Tarefa 1: Por favor, copie sem nenhuma alteração as linhas da listagem apresentada mais abaixo. Comece na primeira linha dela e pare depois da linha que contém "295, 69, 304]", incluindo-a.

Trecho da página:
▶
1) Gosto do modo como George Orwell usa os detalhes, calibrando o ficcional e o documental a partir de lampejos de especificidade. Em Homenagem à Catalunha, por exemplo, os corneteiros da milícia eram "todos amadores": "a primeira vez que ouvi os toques de clarim espanhóis foi vindo do outro lado das linhas fascistas" (p. 15).
2) Quando o trem está de partida, a mulher de um deles aparece com "dois palmos" de uma salsicha "cor vermelho-vivo, que tinha gosto de sabão e provocava diarreia". Em seguida, o trem segue viagem "em sua velocidade normal de tempo de guerra", ou seja, "um pouco menos que vinte quilômetros por hora" (p. 23). Na viagem de volta, ele vê companheiros, "com os cantis de pele de bode espanhóis", "espirrar um jato de vinho até a outra ponta do vagão, bem na boca do amigo" (p. 104).
◀
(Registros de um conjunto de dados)
▶
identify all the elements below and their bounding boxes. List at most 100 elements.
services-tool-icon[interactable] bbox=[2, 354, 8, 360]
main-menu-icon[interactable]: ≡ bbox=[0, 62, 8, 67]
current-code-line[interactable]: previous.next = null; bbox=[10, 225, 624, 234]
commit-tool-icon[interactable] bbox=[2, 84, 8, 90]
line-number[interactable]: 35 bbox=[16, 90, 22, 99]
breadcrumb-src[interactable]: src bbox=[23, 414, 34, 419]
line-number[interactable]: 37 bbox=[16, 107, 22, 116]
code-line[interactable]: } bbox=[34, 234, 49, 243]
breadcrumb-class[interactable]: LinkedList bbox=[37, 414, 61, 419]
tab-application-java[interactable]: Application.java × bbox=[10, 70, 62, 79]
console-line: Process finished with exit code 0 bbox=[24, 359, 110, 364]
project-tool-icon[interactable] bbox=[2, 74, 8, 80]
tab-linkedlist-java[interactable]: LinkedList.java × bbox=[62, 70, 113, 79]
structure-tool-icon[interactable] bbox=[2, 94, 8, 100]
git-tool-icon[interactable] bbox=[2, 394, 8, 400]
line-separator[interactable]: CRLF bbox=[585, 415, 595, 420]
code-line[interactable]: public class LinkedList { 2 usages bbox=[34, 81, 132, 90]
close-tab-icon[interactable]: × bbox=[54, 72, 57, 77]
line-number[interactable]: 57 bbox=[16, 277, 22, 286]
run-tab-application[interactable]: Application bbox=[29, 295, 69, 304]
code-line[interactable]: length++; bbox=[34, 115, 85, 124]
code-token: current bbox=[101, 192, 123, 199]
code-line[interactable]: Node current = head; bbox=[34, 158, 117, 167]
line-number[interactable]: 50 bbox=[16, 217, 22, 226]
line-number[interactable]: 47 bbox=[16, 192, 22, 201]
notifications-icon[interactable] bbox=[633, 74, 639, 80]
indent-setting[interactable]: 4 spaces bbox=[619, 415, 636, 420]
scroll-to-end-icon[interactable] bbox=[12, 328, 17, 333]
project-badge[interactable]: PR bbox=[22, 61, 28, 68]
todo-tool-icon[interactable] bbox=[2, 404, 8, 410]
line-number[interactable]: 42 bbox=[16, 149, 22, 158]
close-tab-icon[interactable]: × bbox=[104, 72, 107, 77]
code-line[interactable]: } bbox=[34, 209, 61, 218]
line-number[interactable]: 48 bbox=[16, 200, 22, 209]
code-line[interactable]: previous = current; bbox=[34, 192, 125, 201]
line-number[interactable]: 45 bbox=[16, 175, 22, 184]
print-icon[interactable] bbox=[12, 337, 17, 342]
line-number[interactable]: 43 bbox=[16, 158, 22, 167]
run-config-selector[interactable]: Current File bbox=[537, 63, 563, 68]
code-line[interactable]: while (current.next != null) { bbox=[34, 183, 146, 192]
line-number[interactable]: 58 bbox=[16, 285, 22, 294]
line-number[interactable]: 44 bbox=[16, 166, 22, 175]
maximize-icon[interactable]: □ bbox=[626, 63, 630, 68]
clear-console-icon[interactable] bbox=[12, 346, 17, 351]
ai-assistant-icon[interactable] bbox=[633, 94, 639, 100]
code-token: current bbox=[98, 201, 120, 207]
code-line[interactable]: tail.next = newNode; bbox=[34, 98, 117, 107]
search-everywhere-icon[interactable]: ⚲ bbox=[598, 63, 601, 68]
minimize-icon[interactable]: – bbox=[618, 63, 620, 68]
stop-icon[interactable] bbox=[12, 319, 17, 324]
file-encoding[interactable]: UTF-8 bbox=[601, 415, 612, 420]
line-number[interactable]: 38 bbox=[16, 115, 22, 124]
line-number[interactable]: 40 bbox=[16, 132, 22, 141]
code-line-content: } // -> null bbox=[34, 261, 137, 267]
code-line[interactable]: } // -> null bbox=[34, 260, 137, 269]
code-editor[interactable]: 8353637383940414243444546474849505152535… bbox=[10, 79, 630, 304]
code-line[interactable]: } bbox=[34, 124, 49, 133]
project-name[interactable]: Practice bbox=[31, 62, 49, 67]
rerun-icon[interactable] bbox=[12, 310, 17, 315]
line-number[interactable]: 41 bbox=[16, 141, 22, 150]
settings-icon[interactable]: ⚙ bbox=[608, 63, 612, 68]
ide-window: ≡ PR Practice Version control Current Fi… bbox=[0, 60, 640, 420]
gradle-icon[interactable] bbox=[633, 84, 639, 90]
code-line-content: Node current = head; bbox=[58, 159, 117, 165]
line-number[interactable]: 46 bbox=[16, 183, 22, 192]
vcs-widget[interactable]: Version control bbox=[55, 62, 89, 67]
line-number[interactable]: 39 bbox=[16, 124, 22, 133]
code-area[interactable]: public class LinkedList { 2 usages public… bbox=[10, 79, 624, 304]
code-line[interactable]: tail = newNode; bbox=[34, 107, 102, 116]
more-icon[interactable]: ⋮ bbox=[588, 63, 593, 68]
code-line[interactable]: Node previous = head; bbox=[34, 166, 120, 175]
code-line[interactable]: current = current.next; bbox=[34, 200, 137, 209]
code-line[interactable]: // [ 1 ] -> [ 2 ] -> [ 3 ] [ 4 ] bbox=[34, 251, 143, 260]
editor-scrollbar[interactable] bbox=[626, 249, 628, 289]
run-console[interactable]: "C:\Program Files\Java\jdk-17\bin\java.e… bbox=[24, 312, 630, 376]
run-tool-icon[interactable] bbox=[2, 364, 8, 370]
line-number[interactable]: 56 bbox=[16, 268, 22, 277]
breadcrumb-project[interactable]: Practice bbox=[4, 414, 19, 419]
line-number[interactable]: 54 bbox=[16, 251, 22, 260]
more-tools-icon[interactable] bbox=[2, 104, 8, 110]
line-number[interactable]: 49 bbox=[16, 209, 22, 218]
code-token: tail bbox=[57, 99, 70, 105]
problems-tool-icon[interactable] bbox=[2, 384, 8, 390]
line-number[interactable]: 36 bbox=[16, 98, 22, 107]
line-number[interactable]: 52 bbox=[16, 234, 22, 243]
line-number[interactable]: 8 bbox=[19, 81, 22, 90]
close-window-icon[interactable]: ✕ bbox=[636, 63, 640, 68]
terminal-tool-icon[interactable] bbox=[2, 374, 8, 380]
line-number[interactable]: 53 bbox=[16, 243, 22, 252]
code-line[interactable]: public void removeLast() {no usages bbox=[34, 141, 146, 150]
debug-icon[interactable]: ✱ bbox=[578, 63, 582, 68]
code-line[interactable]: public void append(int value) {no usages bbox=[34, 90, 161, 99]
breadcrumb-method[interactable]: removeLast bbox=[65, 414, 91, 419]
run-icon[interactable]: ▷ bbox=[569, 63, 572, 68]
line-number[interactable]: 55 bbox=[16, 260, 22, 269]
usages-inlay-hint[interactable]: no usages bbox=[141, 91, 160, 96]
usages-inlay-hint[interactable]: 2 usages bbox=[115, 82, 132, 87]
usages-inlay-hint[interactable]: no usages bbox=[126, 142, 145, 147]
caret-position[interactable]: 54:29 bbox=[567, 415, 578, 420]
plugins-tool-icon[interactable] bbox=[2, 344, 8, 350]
◀
Tarefa 2: Dê continuidade ao texto sobre os detalhes em Homenagem à Catalunha, de George Orwell, a partir do ponto em que ele termina.

Resposta 1:
identify all the elements below and their bounding boxes. List at most 100 elements.
services-tool-icon[interactable] bbox=[2, 354, 8, 360]
main-menu-icon[interactable]: ≡ bbox=[0, 62, 8, 67]
current-code-line[interactable]: previous.next = null; bbox=[10, 225, 624, 234]
commit-tool-icon[interactable] bbox=[2, 84, 8, 90]
line-number[interactable]: 35 bbox=[16, 90, 22, 99]
breadcrumb-src[interactable]: src bbox=[23, 414, 34, 419]
line-number[interactable]: 37 bbox=[16, 107, 22, 116]
code-line[interactable]: } bbox=[34, 234, 49, 243]
breadcrumb-class[interactable]: LinkedList bbox=[37, 414, 61, 419]
tab-application-java[interactable]: Application.java × bbox=[10, 70, 62, 79]
console-line: Process finished with exit code 0 bbox=[24, 359, 110, 364]
project-tool-icon[interactable] bbox=[2, 74, 8, 80]
tab-linkedlist-java[interactable]: LinkedList.java × bbox=[62, 70, 113, 79]
structure-tool-icon[interactable] bbox=[2, 94, 8, 100]
git-tool-icon[interactable] bbox=[2, 394, 8, 400]
line-separator[interactable]: CRLF bbox=[585, 415, 595, 420]
code-line[interactable]: public class LinkedList { 2 usages bbox=[34, 81, 132, 90]
close-tab-icon[interactable]: × bbox=[54, 72, 57, 77]
line-number[interactable]: 57 bbox=[16, 277, 22, 286]
run-tab-application[interactable]: Application bbox=[29, 295, 69, 304]

Resposta 2:
3) Diante da frente de batalha, os morros aparecem "cinzentos e enrugados como a pele de elefantes" (p. 35) (um detalhe que faz pensar no célebre ensaio de Orwell, "Shooting an Elephant", publicado na revista New Writing em 1936). Em "oitenta dias" de atividade da frente de batalha, Orwell escreve que se despiu em "apenas três ocasiões" ("fazia frio demais até para os piolhos") (p. 43). A munição utilizada era tão precária que "dizia-se que um velho obus tinha apelido próprio e era lançado todos os dias de um lado para outro, sem jamais explodir" (p. 62).
(George Orwell, Homenagem à Catalunha, Trad. Claudio Alves Marcondes, Cia das Letras, 2021)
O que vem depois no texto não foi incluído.